>>>>>
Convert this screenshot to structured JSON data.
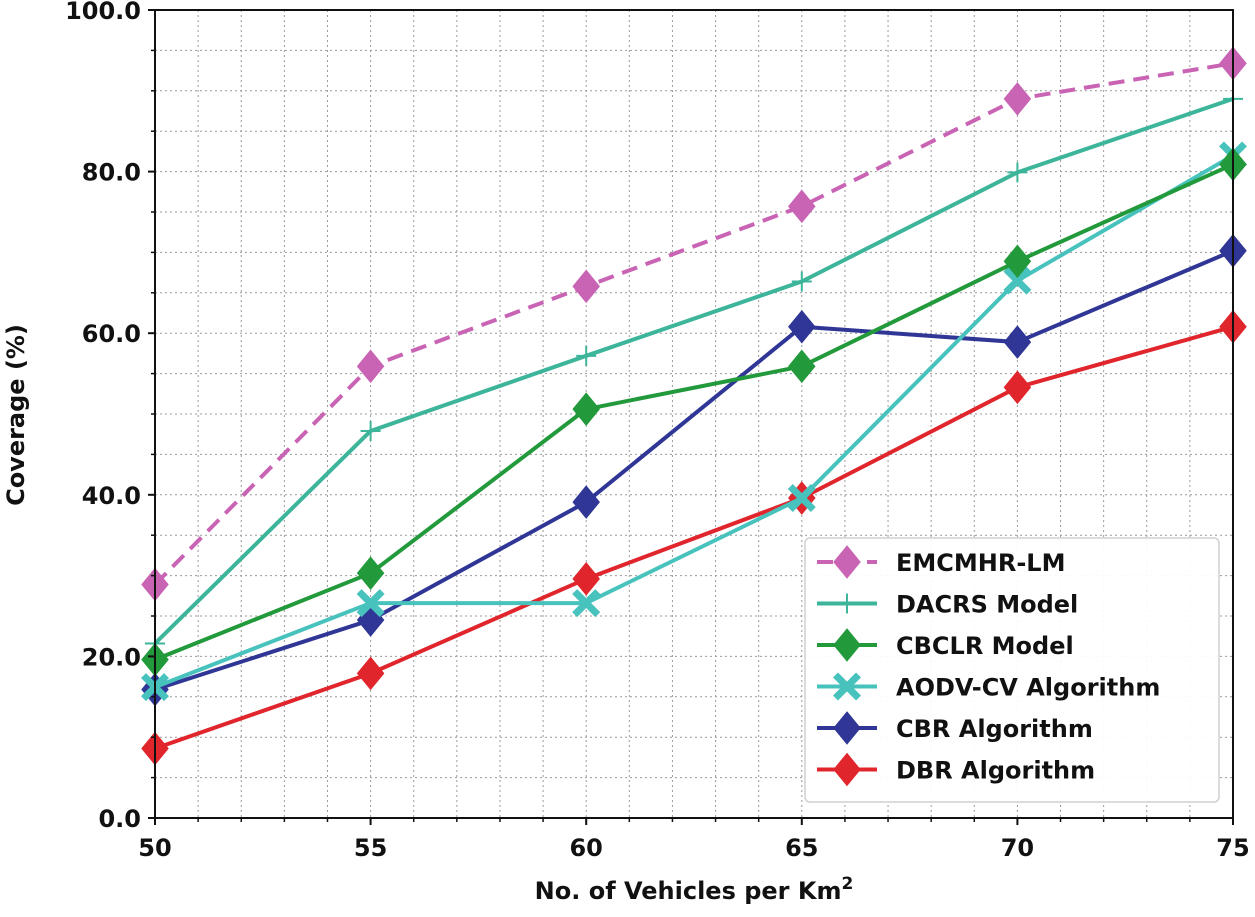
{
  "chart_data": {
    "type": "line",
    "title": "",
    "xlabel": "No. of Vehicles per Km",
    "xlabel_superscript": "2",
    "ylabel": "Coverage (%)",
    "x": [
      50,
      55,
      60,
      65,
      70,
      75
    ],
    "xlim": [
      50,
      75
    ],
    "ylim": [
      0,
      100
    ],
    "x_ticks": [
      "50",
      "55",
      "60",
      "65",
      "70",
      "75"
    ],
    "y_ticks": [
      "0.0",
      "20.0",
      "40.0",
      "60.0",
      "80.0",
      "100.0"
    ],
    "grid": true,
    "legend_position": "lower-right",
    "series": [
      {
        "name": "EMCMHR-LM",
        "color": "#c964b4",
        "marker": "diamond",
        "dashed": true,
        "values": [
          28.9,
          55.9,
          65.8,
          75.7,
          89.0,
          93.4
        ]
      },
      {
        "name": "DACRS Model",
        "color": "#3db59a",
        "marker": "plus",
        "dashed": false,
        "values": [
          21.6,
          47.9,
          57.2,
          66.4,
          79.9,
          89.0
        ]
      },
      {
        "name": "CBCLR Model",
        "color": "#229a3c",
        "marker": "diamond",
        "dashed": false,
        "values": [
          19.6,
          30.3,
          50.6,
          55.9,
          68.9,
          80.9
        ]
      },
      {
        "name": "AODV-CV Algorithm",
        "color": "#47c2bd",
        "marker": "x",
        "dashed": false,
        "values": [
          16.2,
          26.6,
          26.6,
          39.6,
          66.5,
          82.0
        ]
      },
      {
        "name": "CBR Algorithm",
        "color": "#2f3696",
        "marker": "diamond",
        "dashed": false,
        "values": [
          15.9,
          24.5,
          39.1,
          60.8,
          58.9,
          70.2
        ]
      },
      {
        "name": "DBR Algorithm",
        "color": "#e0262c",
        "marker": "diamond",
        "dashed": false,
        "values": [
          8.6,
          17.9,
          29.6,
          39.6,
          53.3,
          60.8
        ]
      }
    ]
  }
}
<<<<<
Given problem >>
Reproduce every entry exactly, but omit each picture.

Written response >>
Convert this screenshot to structured JSON data.
{
  "chart_data": {
    "type": "line",
    "title": "",
    "xlabel": "No. of Vehicles per Km",
    "xlabel_superscript": "2",
    "ylabel": "Coverage (%)",
    "x": [
      50,
      55,
      60,
      65,
      70,
      75
    ],
    "xlim": [
      50,
      75
    ],
    "ylim": [
      0,
      100
    ],
    "x_ticks": [
      "50",
      "55",
      "60",
      "65",
      "70",
      "75"
    ],
    "y_ticks": [
      "0.0",
      "20.0",
      "40.0",
      "60.0",
      "80.0",
      "100.0"
    ],
    "grid": true,
    "legend_position": "lower-right",
    "series": [
      {
        "name": "EMCMHR-LM",
        "color": "#c964b4",
        "marker": "diamond",
        "dashed": true,
        "values": [
          28.9,
          55.9,
          65.8,
          75.7,
          89.0,
          93.4
        ]
      },
      {
        "name": "DACRS Model",
        "color": "#3db59a",
        "marker": "plus",
        "dashed": false,
        "values": [
          21.6,
          47.9,
          57.2,
          66.4,
          79.9,
          89.0
        ]
      },
      {
        "name": "CBCLR Model",
        "color": "#229a3c",
        "marker": "diamond",
        "dashed": false,
        "values": [
          19.6,
          30.3,
          50.6,
          55.9,
          68.9,
          80.9
        ]
      },
      {
        "name": "AODV-CV Algorithm",
        "color": "#47c2bd",
        "marker": "x",
        "dashed": false,
        "values": [
          16.2,
          26.6,
          26.6,
          39.6,
          66.5,
          82.0
        ]
      },
      {
        "name": "CBR Algorithm",
        "color": "#2f3696",
        "marker": "diamond",
        "dashed": false,
        "values": [
          15.9,
          24.5,
          39.1,
          60.8,
          58.9,
          70.2
        ]
      },
      {
        "name": "DBR Algorithm",
        "color": "#e0262c",
        "marker": "diamond",
        "dashed": false,
        "values": [
          8.6,
          17.9,
          29.6,
          39.6,
          53.3,
          60.8
        ]
      }
    ]
  }
}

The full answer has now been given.